**STATED EXERCISE**
Write out every record in full, exactly as written, please.

Start of TASK MATERIAL

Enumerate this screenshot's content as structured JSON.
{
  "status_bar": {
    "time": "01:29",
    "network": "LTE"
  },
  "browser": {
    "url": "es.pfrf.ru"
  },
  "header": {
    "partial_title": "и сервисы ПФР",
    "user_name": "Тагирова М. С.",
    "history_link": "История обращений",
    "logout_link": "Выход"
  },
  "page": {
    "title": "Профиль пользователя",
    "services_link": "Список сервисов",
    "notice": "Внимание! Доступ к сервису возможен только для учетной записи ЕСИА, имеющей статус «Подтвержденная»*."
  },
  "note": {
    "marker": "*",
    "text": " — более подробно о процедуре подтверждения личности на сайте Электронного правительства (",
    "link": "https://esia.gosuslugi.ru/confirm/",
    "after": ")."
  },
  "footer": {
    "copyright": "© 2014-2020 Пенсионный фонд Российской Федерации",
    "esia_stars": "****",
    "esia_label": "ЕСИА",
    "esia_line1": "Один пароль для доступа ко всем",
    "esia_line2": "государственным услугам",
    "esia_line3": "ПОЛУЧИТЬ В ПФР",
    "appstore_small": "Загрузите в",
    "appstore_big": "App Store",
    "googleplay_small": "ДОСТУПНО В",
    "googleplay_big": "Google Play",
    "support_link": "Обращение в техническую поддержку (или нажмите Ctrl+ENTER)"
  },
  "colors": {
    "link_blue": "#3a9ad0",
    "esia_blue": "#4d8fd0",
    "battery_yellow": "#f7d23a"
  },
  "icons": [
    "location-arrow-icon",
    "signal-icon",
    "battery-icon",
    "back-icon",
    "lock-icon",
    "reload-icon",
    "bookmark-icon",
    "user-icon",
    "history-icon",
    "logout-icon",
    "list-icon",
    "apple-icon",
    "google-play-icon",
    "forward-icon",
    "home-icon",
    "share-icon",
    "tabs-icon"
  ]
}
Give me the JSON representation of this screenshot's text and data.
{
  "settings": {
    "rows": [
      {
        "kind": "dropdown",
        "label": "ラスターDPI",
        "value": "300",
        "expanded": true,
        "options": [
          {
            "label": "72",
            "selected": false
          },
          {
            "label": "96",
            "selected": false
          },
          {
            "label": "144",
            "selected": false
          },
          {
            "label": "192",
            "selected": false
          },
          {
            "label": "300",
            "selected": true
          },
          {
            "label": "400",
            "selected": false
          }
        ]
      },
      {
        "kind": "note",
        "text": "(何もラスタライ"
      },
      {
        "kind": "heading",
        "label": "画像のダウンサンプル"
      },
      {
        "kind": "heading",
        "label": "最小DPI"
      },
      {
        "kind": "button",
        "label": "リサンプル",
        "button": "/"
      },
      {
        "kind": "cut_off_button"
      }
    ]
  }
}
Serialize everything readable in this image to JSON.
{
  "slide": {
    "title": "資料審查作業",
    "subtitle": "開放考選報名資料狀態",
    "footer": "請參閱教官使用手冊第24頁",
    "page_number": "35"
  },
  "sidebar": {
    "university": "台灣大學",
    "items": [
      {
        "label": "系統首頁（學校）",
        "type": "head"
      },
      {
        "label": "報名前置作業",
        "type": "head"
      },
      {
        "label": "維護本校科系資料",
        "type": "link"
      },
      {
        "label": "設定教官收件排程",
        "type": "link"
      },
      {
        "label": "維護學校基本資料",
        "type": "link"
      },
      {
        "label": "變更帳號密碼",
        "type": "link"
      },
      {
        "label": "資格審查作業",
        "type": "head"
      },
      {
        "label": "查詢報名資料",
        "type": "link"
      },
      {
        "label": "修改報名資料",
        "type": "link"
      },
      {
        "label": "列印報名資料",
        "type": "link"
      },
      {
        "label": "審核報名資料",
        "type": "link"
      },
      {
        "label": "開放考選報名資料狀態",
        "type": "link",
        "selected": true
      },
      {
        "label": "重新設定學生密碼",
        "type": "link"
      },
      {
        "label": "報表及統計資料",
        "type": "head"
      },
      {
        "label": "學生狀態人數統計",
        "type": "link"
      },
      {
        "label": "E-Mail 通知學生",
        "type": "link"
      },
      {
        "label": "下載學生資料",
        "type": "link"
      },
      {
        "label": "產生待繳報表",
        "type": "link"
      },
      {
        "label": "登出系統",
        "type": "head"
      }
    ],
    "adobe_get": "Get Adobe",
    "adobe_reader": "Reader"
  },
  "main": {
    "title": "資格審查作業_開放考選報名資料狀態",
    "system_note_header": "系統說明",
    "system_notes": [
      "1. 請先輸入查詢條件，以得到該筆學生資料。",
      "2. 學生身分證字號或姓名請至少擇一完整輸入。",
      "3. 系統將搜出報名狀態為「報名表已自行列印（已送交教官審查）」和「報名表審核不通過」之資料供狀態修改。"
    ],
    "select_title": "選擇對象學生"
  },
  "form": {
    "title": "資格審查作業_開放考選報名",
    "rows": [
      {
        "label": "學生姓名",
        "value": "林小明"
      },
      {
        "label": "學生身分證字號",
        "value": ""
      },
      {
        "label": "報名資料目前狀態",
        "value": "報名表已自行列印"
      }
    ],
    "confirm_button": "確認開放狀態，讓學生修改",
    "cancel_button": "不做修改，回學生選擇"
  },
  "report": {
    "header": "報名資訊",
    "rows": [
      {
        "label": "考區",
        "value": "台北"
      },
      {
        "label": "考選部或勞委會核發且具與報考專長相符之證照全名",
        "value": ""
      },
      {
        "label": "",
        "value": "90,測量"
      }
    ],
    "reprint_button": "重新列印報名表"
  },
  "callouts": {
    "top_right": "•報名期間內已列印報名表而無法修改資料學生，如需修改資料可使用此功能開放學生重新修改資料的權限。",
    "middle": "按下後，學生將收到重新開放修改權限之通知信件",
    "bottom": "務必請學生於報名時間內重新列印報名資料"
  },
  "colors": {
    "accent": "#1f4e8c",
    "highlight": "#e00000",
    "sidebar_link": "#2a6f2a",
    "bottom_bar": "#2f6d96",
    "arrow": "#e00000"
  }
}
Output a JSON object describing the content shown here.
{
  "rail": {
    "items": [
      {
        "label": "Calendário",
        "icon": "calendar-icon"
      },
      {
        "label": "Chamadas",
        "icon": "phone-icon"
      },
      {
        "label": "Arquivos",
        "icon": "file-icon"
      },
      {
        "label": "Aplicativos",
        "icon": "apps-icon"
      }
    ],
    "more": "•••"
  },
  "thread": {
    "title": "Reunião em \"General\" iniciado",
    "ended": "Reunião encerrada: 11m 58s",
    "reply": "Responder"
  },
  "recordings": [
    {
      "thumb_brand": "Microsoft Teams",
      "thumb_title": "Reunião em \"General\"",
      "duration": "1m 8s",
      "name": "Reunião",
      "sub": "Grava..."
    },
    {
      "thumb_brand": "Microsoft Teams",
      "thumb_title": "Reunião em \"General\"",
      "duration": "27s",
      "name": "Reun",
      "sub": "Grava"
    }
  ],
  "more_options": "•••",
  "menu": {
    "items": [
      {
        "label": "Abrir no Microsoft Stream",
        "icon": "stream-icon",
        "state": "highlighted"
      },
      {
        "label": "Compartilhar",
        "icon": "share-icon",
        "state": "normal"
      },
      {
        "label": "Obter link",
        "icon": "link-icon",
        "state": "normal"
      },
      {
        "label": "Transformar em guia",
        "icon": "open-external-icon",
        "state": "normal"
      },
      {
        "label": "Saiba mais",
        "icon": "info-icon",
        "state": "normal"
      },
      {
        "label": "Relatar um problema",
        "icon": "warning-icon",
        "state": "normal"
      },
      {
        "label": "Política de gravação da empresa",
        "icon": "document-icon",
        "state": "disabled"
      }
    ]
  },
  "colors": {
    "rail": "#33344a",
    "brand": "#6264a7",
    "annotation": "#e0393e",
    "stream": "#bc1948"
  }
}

End of TASK MATERIAL

**FINAL ANSWER**
Enumerate this screenshot's content as structured JSON.
{
  "status_bar": {
    "time": "01:29",
    "network": "LTE"
  },
  "browser": {
    "url": "es.pfrf.ru"
  },
  "header": {
    "partial_title": "и сервисы ПФР",
    "user_name": "Тагирова М. С.",
    "history_link": "История обращений",
    "logout_link": "Выход"
  },
  "page": {
    "title": "Профиль пользователя",
    "services_link": "Список сервисов",
    "notice": "Внимание! Доступ к сервису возможен только для учетной записи ЕСИА, имеющей статус «Подтвержденная»*."
  },
  "note": {
    "marker": "*",
    "text": " — более подробно о процедуре подтверждения личности на сайте Электронного правительства (",
    "link": "https://esia.gosuslugi.ru/confirm/",
    "after": ")."
  },
  "footer": {
    "copyright": "© 2014-2020 Пенсионный фонд Российской Федерации",
    "esia_stars": "****",
    "esia_label": "ЕСИА",
    "esia_line1": "Один пароль для доступа ко всем",
    "esia_line2": "государственным услугам",
    "esia_line3": "ПОЛУЧИТЬ В ПФР",
    "appstore_small": "Загрузите в",
    "appstore_big": "App Store",
    "googleplay_small": "ДОСТУПНО В",
    "googleplay_big": "Google Play",
    "support_link": "Обращение в техническую поддержку (или нажмите Ctrl+ENTER)"
  },
  "colors": {
    "link_blue": "#3a9ad0",
    "esia_blue": "#4d8fd0",
    "battery_yellow": "#f7d23a"
  },
  "icons": [
    "location-arrow-icon",
    "signal-icon",
    "battery-icon",
    "back-icon",
    "lock-icon",
    "reload-icon",
    "bookmark-icon",
    "user-icon",
    "history-icon",
    "logout-icon",
    "list-icon",
    "apple-icon",
    "google-play-icon",
    "forward-icon",
    "home-icon",
    "share-icon",
    "tabs-icon"
  ]
}
Give me the JSON representation of this screenshot's text and data.
{
  "settings": {
    "rows": [
      {
        "kind": "dropdown",
        "label": "ラスターDPI",
        "value": "300",
        "expanded": true,
        "options": [
          {
            "label": "72",
            "selected": false
          },
          {
            "label": "96",
            "selected": false
          },
          {
            "label": "144",
            "selected": false
          },
          {
            "label": "192",
            "selected": false
          },
          {
            "label": "300",
            "selected": true
          },
          {
            "label": "400",
            "selected": false
          }
        ]
      },
      {
        "kind": "note",
        "text": "(何もラスタライ"
      },
      {
        "kind": "heading",
        "label": "画像のダウンサンプル"
      },
      {
        "kind": "heading",
        "label": "最小DPI"
      },
      {
        "kind": "button",
        "label": "リサンプル",
        "button": "/"
      },
      {
        "kind": "cut_off_button"
      }
    ]
  }
}
Serialize everything readable in this image to JSON.
{
  "slide": {
    "title": "資料審查作業",
    "subtitle": "開放考選報名資料狀態",
    "footer": "請參閱教官使用手冊第24頁",
    "page_number": "35"
  },
  "sidebar": {
    "university": "台灣大學",
    "items": [
      {
        "label": "系統首頁（學校）",
        "type": "head"
      },
      {
        "label": "報名前置作業",
        "type": "head"
      },
      {
        "label": "維護本校科系資料",
        "type": "link"
      },
      {
        "label": "設定教官收件排程",
        "type": "link"
      },
      {
        "label": "維護學校基本資料",
        "type": "link"
      },
      {
        "label": "變更帳號密碼",
        "type": "link"
      },
      {
        "label": "資格審查作業",
        "type": "head"
      },
      {
        "label": "查詢報名資料",
        "type": "link"
      },
      {
        "label": "修改報名資料",
        "type": "link"
      },
      {
        "label": "列印報名資料",
        "type": "link"
      },
      {
        "label": "審核報名資料",
        "type": "link"
      },
      {
        "label": "開放考選報名資料狀態",
        "type": "link",
        "selected": true
      },
      {
        "label": "重新設定學生密碼",
        "type": "link"
      },
      {
        "label": "報表及統計資料",
        "type": "head"
      },
      {
        "label": "學生狀態人數統計",
        "type": "link"
      },
      {
        "label": "E-Mail 通知學生",
        "type": "link"
      },
      {
        "label": "下載學生資料",
        "type": "link"
      },
      {
        "label": "產生待繳報表",
        "type": "link"
      },
      {
        "label": "登出系統",
        "type": "head"
      }
    ],
    "adobe_get": "Get Adobe",
    "adobe_reader": "Reader"
  },
  "main": {
    "title": "資格審查作業_開放考選報名資料狀態",
    "system_note_header": "系統說明",
    "system_notes": [
      "1. 請先輸入查詢條件，以得到該筆學生資料。",
      "2. 學生身分證字號或姓名請至少擇一完整輸入。",
      "3. 系統將搜出報名狀態為「報名表已自行列印（已送交教官審查）」和「報名表審核不通過」之資料供狀態修改。"
    ],
    "select_title": "選擇對象學生"
  },
  "form": {
    "title": "資格審查作業_開放考選報名",
    "rows": [
      {
        "label": "學生姓名",
        "value": "林小明"
      },
      {
        "label": "學生身分證字號",
        "value": ""
      },
      {
        "label": "報名資料目前狀態",
        "value": "報名表已自行列印"
      }
    ],
    "confirm_button": "確認開放狀態，讓學生修改",
    "cancel_button": "不做修改，回學生選擇"
  },
  "report": {
    "header": "報名資訊",
    "rows": [
      {
        "label": "考區",
        "value": "台北"
      },
      {
        "label": "考選部或勞委會核發且具與報考專長相符之證照全名",
        "value": ""
      },
      {
        "label": "",
        "value": "90,測量"
      }
    ],
    "reprint_button": "重新列印報名表"
  },
  "callouts": {
    "top_right": "•報名期間內已列印報名表而無法修改資料學生，如需修改資料可使用此功能開放學生重新修改資料的權限。",
    "middle": "按下後，學生將收到重新開放修改權限之通知信件",
    "bottom": "務必請學生於報名時間內重新列印報名資料"
  },
  "colors": {
    "accent": "#1f4e8c",
    "highlight": "#e00000",
    "sidebar_link": "#2a6f2a",
    "bottom_bar": "#2f6d96",
    "arrow": "#e00000"
  }
}
Output a JSON object describing the content shown here.
{
  "rail": {
    "items": [
      {
        "label": "Calendário",
        "icon": "calendar-icon"
      },
      {
        "label": "Chamadas",
        "icon": "phone-icon"
      },
      {
        "label": "Arquivos",
        "icon": "file-icon"
      },
      {
        "label": "Aplicativos",
        "icon": "apps-icon"
      }
    ],
    "more": "•••"
  },
  "thread": {
    "title": "Reunião em \"General\" iniciado",
    "ended": "Reunião encerrada: 11m 58s",
    "reply": "Responder"
  },
  "recordings": [
    {
      "thumb_brand": "Microsoft Teams",
      "thumb_title": "Reunião em \"General\"",
      "duration": "1m 8s",
      "name": "Reunião",
      "sub": "Grava..."
    },
    {
      "thumb_brand": "Microsoft Teams",
      "thumb_title": "Reunião em \"General\"",
      "duration": "27s",
      "name": "Reun",
      "sub": "Grava"
    }
  ],
  "more_options": "•••",
  "menu": {
    "items": [
      {
        "label": "Abrir no Microsoft Stream",
        "icon": "stream-icon",
        "state": "highlighted"
      },
      {
        "label": "Compartilhar",
        "icon": "share-icon",
        "state": "normal"
      },
      {
        "label": "Obter link",
        "icon": "link-icon",
        "state": "normal"
      },
      {
        "label": "Transformar em guia",
        "icon": "open-external-icon",
        "state": "normal"
      },
      {
        "label": "Saiba mais",
        "icon": "info-icon",
        "state": "normal"
      },
      {
        "label": "Relatar um problema",
        "icon": "warning-icon",
        "state": "normal"
      },
      {
        "label": "Política de gravação da empresa",
        "icon": "document-icon",
        "state": "disabled"
      }
    ]
  },
  "colors": {
    "rail": "#33344a",
    "brand": "#6264a7",
    "annotation": "#e0393e",
    "stream": "#bc1948"
  }
}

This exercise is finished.